__Data rows__
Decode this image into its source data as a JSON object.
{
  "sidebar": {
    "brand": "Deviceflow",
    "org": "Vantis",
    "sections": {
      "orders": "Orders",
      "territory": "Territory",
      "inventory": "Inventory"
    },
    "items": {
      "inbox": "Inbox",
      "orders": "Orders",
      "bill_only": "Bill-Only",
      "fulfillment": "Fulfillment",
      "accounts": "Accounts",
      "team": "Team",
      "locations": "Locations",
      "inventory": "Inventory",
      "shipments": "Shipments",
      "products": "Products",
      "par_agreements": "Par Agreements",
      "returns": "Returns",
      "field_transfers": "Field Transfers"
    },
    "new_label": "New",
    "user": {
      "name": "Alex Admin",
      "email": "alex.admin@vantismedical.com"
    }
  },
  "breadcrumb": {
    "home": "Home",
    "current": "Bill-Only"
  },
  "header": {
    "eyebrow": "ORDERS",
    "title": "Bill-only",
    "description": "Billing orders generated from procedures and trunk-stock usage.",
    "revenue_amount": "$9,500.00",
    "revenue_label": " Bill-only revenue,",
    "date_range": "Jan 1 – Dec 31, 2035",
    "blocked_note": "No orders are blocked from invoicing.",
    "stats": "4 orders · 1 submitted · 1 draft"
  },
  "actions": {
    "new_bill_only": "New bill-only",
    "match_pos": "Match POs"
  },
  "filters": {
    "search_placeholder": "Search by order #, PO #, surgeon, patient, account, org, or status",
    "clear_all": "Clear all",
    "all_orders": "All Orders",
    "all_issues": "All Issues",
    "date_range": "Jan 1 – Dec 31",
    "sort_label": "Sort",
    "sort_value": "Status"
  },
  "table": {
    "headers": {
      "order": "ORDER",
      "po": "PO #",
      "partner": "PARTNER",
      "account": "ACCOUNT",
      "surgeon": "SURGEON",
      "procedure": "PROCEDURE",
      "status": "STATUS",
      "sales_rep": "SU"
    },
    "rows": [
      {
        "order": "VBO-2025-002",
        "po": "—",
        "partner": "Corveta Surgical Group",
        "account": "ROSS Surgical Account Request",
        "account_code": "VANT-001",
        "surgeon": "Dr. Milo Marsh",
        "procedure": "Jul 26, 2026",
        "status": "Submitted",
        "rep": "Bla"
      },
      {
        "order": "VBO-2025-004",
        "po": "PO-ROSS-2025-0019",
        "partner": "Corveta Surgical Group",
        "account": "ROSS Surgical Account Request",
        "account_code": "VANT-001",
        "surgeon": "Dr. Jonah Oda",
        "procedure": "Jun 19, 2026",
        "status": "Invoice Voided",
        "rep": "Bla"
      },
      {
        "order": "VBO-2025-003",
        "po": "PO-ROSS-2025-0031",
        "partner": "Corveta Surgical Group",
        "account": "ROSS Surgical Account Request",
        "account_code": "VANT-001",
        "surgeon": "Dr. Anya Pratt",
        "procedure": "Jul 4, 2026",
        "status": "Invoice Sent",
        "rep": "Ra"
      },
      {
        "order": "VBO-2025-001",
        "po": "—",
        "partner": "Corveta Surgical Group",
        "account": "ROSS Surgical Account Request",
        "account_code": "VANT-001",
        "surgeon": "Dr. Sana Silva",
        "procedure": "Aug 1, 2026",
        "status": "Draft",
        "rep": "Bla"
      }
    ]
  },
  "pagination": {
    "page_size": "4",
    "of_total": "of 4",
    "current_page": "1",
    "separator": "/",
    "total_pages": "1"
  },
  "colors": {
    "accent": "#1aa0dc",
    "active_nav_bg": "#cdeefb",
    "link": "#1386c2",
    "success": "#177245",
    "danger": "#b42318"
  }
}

__Description of the task__
Would you copy out each line exactly as written?

__Task solution__
Decode this image into its source data as a JSON object.
{
  "sidebar": {
    "brand": "Deviceflow",
    "org": "Vantis",
    "sections": {
      "orders": "Orders",
      "territory": "Territory",
      "inventory": "Inventory"
    },
    "items": {
      "inbox": "Inbox",
      "orders": "Orders",
      "bill_only": "Bill-Only",
      "fulfillment": "Fulfillment",
      "accounts": "Accounts",
      "team": "Team",
      "locations": "Locations",
      "inventory": "Inventory",
      "shipments": "Shipments",
      "products": "Products",
      "par_agreements": "Par Agreements",
      "returns": "Returns",
      "field_transfers": "Field Transfers"
    },
    "new_label": "New",
    "user": {
      "name": "Alex Admin",
      "email": "alex.admin@vantismedical.com"
    }
  },
  "breadcrumb": {
    "home": "Home",
    "current": "Bill-Only"
  },
  "header": {
    "eyebrow": "ORDERS",
    "title": "Bill-only",
    "description": "Billing orders generated from procedures and trunk-stock usage.",
    "revenue_amount": "$9,500.00",
    "revenue_label": " Bill-only revenue,",
    "date_range": "Jan 1 – Dec 31, 2035",
    "blocked_note": "No orders are blocked from invoicing.",
    "stats": "4 orders · 1 submitted · 1 draft"
  },
  "actions": {
    "new_bill_only": "New bill-only",
    "match_pos": "Match POs"
  },
  "filters": {
    "search_placeholder": "Search by order #, PO #, surgeon, patient, account, org, or status",
    "clear_all": "Clear all",
    "all_orders": "All Orders",
    "all_issues": "All Issues",
    "date_range": "Jan 1 – Dec 31",
    "sort_label": "Sort",
    "sort_value": "Status"
  },
  "table": {
    "headers": {
      "order": "ORDER",
      "po": "PO #",
      "partner": "PARTNER",
      "account": "ACCOUNT",
      "surgeon": "SURGEON",
      "procedure": "PROCEDURE",
      "status": "STATUS",
      "sales_rep": "SU"
    },
    "rows": [
      {
        "order": "VBO-2025-002",
        "po": "—",
        "partner": "Corveta Surgical Group",
        "account": "ROSS Surgical Account Request",
        "account_code": "VANT-001",
        "surgeon": "Dr. Milo Marsh",
        "procedure": "Jul 26, 2026",
        "status": "Submitted",
        "rep": "Bla"
      },
      {
        "order": "VBO-2025-004",
        "po": "PO-ROSS-2025-0019",
        "partner": "Corveta Surgical Group",
        "account": "ROSS Surgical Account Request",
        "account_code": "VANT-001",
        "surgeon": "Dr. Jonah Oda",
        "procedure": "Jun 19, 2026",
        "status": "Invoice Voided",
        "rep": "Bla"
      },
      {
        "order": "VBO-2025-003",
        "po": "PO-ROSS-2025-0031",
        "partner": "Corveta Surgical Group",
        "account": "ROSS Surgical Account Request",
        "account_code": "VANT-001",
        "surgeon": "Dr. Anya Pratt",
        "procedure": "Jul 4, 2026",
        "status": "Invoice Sent",
        "rep": "Ra"
      },
      {
        "order": "VBO-2025-001",
        "po": "—",
        "partner": "Corveta Surgical Group",
        "account": "ROSS Surgical Account Request",
        "account_code": "VANT-001",
        "surgeon": "Dr. Sana Silva",
        "procedure": "Aug 1, 2026",
        "status": "Draft",
        "rep": "Bla"
      }
    ]
  },
  "pagination": {
    "page_size": "4",
    "of_total": "of 4",
    "current_page": "1",
    "separator": "/",
    "total_pages": "1"
  },
  "colors": {
    "accent": "#1aa0dc",
    "active_nav_bg": "#cdeefb",
    "link": "#1386c2",
    "success": "#177245",
    "danger": "#b42318"
  }
}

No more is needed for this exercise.